● SET EXERCISE
Copy each line below without leaving any out.

Recorded data
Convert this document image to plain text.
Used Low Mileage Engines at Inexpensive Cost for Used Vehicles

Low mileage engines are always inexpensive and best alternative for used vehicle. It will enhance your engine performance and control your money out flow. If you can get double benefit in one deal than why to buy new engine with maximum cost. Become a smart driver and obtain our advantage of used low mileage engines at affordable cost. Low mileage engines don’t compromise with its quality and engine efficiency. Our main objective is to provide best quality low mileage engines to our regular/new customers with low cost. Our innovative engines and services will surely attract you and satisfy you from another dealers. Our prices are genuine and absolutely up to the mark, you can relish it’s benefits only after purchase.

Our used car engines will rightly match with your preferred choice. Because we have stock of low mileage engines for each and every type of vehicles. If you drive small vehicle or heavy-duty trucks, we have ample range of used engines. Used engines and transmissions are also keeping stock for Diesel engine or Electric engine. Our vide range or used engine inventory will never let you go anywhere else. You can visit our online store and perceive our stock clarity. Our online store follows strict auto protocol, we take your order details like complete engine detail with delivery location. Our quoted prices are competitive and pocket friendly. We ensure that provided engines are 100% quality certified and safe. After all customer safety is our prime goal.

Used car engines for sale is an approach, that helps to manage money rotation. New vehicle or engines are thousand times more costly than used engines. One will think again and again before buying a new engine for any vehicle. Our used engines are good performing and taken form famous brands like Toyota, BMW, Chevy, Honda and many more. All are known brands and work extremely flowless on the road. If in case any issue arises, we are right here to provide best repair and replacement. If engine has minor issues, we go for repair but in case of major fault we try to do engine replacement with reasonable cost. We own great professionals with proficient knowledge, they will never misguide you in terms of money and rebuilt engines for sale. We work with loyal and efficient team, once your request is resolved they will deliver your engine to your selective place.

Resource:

● ANSWER TO THIS PROBLEM
Convert this document image to plain text.
Used Low Mileage Engines at Inexpensive Cost for Used Vehicles

Low mileage engines are always inexpensive and best alternative for used vehicle. It will enhance your engine performance and control your money out flow. If you can get double benefit in one deal than why to buy new engine with maximum cost. Become a smart driver and obtain our advantage of used low mileage engines at affordable cost. Low mileage engines don’t compromise with its quality and engine efficiency. Our main objective is to provide best quality low mileage engines to our regular/new customers with low cost. Our innovative engines and services will surely attract you and satisfy you from another dealers. Our prices are genuine and absolutely up to the mark, you can relish it’s benefits only after purchase.

Our used car engines will rightly match with your preferred choice. Because we have stock of low mileage engines for each and every type of vehicles. If you drive small vehicle or heavy-duty trucks, we have ample range of used engines. Used engines and transmissions are also keeping stock for Diesel engine or Electric engine. Our vide range or used engine inventory will never let you go anywhere else. You can visit our online store and perceive our stock clarity. Our online store follows strict auto protocol, we take your order details like complete engine detail with delivery location. Our quoted prices are competitive and pocket friendly. We ensure that provided engines are 100% quality certified and safe. After all customer safety is our prime goal.

Used car engines for sale is an approach, that helps to manage money rotation. New vehicle or engines are thousand times more costly than used engines. One will think again and again before buying a new engine for any vehicle. Our used engines are good performing and taken form famous brands like Toyota, BMW, Chevy, Honda and many more. All are known brands and work extremely flowless on the road. If in case any issue arises, we are right here to provide best repair and replacement. If engine has minor issues, we go for repair but in case of major fault we try to do engine replacement with reasonable cost. We own great professionals with proficient knowledge, they will never misguide you in terms of money and rebuilt engines for sale. We work with loyal and efficient team, once your request is resolved they will deliver your engine to your selective place.

Resource:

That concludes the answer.